---------- GIVEN RECORDS ----------

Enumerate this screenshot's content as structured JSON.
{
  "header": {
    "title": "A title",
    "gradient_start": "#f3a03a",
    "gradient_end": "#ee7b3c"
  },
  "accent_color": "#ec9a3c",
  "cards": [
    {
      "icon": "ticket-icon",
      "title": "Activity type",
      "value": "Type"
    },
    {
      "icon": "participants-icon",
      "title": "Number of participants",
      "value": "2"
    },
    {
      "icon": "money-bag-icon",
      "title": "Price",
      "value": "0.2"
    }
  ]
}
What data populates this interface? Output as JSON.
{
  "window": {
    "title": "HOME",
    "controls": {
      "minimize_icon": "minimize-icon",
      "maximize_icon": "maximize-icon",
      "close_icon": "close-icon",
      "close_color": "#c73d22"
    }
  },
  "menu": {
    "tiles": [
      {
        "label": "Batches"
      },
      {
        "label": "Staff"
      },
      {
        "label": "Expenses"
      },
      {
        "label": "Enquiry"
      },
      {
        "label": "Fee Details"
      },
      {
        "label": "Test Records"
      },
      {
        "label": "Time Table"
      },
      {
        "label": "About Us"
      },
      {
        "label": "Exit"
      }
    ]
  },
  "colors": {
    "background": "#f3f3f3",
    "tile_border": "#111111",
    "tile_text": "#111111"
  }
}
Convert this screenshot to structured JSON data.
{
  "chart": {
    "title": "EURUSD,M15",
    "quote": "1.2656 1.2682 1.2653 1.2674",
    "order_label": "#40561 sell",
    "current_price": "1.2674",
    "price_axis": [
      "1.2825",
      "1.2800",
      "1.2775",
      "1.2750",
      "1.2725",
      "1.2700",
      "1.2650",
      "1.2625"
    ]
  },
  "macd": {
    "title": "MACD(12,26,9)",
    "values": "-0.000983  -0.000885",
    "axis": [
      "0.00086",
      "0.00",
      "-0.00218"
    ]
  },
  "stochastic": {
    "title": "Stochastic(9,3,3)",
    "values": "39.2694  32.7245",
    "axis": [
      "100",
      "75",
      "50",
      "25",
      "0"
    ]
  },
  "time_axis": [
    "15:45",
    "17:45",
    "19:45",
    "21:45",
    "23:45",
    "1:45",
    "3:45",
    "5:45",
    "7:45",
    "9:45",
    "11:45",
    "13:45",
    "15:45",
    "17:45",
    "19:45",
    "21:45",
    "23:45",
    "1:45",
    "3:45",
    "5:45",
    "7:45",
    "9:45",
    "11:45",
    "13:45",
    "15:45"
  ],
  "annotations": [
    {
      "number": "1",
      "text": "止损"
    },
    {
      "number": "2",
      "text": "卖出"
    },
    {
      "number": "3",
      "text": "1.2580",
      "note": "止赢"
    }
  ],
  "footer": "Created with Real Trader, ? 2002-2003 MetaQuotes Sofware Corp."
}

----------

INSTRUCTION
Using the data above, print every record exactly as shown.

SOLUTION
Enumerate this screenshot's content as structured JSON.
{
  "header": {
    "title": "A title",
    "gradient_start": "#f3a03a",
    "gradient_end": "#ee7b3c"
  },
  "accent_color": "#ec9a3c",
  "cards": [
    {
      "icon": "ticket-icon",
      "title": "Activity type",
      "value": "Type"
    },
    {
      "icon": "participants-icon",
      "title": "Number of participants",
      "value": "2"
    },
    {
      "icon": "money-bag-icon",
      "title": "Price",
      "value": "0.2"
    }
  ]
}
What data populates this interface? Output as JSON.
{
  "window": {
    "title": "HOME",
    "controls": {
      "minimize_icon": "minimize-icon",
      "maximize_icon": "maximize-icon",
      "close_icon": "close-icon",
      "close_color": "#c73d22"
    }
  },
  "menu": {
    "tiles": [
      {
        "label": "Batches"
      },
      {
        "label": "Staff"
      },
      {
        "label": "Expenses"
      },
      {
        "label": "Enquiry"
      },
      {
        "label": "Fee Details"
      },
      {
        "label": "Test Records"
      },
      {
        "label": "Time Table"
      },
      {
        "label": "About Us"
      },
      {
        "label": "Exit"
      }
    ]
  },
  "colors": {
    "background": "#f3f3f3",
    "tile_border": "#111111",
    "tile_text": "#111111"
  }
}
Convert this screenshot to structured JSON data.
{
  "chart": {
    "title": "EURUSD,M15",
    "quote": "1.2656 1.2682 1.2653 1.2674",
    "order_label": "#40561 sell",
    "current_price": "1.2674",
    "price_axis": [
      "1.2825",
      "1.2800",
      "1.2775",
      "1.2750",
      "1.2725",
      "1.2700",
      "1.2650",
      "1.2625"
    ]
  },
  "macd": {
    "title": "MACD(12,26,9)",
    "values": "-0.000983  -0.000885",
    "axis": [
      "0.00086",
      "0.00",
      "-0.00218"
    ]
  },
  "stochastic": {
    "title": "Stochastic(9,3,3)",
    "values": "39.2694  32.7245",
    "axis": [
      "100",
      "75",
      "50",
      "25",
      "0"
    ]
  },
  "time_axis": [
    "15:45",
    "17:45",
    "19:45",
    "21:45",
    "23:45",
    "1:45",
    "3:45",
    "5:45",
    "7:45",
    "9:45",
    "11:45",
    "13:45",
    "15:45",
    "17:45",
    "19:45",
    "21:45",
    "23:45",
    "1:45",
    "3:45",
    "5:45",
    "7:45",
    "9:45",
    "11:45",
    "13:45",
    "15:45"
  ],
  "annotations": [
    {
      "number": "1",
      "text": "止损"
    },
    {
      "number": "2",
      "text": "卖出"
    },
    {
      "number": "3",
      "text": "1.2580",
      "note": "止赢"
    }
  ],
  "footer": "Created with Real Trader, ? 2002-2003 MetaQuotes Sofware Corp."
}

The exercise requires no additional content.